--- Start of Information supplied ---

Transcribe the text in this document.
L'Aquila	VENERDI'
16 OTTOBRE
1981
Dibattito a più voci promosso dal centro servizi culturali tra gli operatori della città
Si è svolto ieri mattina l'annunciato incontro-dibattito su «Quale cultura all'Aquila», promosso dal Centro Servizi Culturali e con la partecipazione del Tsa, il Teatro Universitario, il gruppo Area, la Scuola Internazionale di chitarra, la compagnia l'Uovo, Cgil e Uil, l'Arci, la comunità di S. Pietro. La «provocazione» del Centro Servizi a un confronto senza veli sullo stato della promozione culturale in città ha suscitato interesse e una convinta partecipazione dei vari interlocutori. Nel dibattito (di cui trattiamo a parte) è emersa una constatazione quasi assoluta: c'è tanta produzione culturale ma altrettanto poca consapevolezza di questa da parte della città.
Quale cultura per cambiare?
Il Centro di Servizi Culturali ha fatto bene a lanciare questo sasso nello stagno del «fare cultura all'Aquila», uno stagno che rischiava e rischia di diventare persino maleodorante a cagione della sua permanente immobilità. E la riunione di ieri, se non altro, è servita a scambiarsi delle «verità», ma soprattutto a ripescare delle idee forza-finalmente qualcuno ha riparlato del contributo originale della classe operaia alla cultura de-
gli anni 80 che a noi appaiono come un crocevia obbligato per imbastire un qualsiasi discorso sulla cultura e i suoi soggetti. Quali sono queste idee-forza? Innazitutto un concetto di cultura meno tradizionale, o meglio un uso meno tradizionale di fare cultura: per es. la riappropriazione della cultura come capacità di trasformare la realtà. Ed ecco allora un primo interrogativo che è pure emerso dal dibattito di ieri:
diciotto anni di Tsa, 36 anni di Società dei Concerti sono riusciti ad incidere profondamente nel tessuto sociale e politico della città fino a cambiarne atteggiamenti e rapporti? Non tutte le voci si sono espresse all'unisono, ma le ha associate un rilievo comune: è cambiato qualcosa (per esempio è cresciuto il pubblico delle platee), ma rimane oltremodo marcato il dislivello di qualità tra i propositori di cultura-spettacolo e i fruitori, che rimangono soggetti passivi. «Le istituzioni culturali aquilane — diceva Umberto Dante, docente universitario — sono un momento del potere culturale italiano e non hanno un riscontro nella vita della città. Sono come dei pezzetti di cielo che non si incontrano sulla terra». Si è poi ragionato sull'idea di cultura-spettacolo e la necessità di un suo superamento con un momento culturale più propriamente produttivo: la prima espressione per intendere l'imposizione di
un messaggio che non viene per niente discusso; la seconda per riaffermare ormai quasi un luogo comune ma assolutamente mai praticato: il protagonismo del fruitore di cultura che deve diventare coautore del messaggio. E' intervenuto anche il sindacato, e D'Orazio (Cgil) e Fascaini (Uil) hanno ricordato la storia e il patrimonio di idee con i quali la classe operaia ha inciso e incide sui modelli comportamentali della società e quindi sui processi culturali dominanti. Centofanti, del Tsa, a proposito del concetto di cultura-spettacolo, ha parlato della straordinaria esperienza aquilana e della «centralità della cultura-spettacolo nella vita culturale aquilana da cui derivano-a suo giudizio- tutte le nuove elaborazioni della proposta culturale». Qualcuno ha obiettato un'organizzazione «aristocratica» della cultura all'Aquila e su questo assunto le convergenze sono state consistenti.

--- End of Information supplied ---

## Given exercise
Pick out the lines above containing the word "promosso", then copy them.

## Final answer
Dibattito a più voci promosso dal centro servizi culturali tra gli operatori della città
Si è svolto ieri mattina l'annunciato incontro-dibattito su «Quale cultura all'Aquila», promosso dal Centro Servizi Culturali e con la partecipazione del Tsa, il Teatro Universitario, il gruppo Area, la Scuola Internazionale di chitarra, la compagnia l'Uovo, Cgil e Uil, l'Arci, la comunità di S. Pietro. La «provocazione» del Centro Servizi a un confronto senza veli sullo stato della promozione culturale in città ha suscitato interesse e una convinta partecipazione dei vari interlocutori. Nel dibattito (di cui trattiamo a parte) è emersa una constatazione quasi assoluta: c'è tanta produzione culturale ma altrettanto poca consapevolezza di questa da parte della città.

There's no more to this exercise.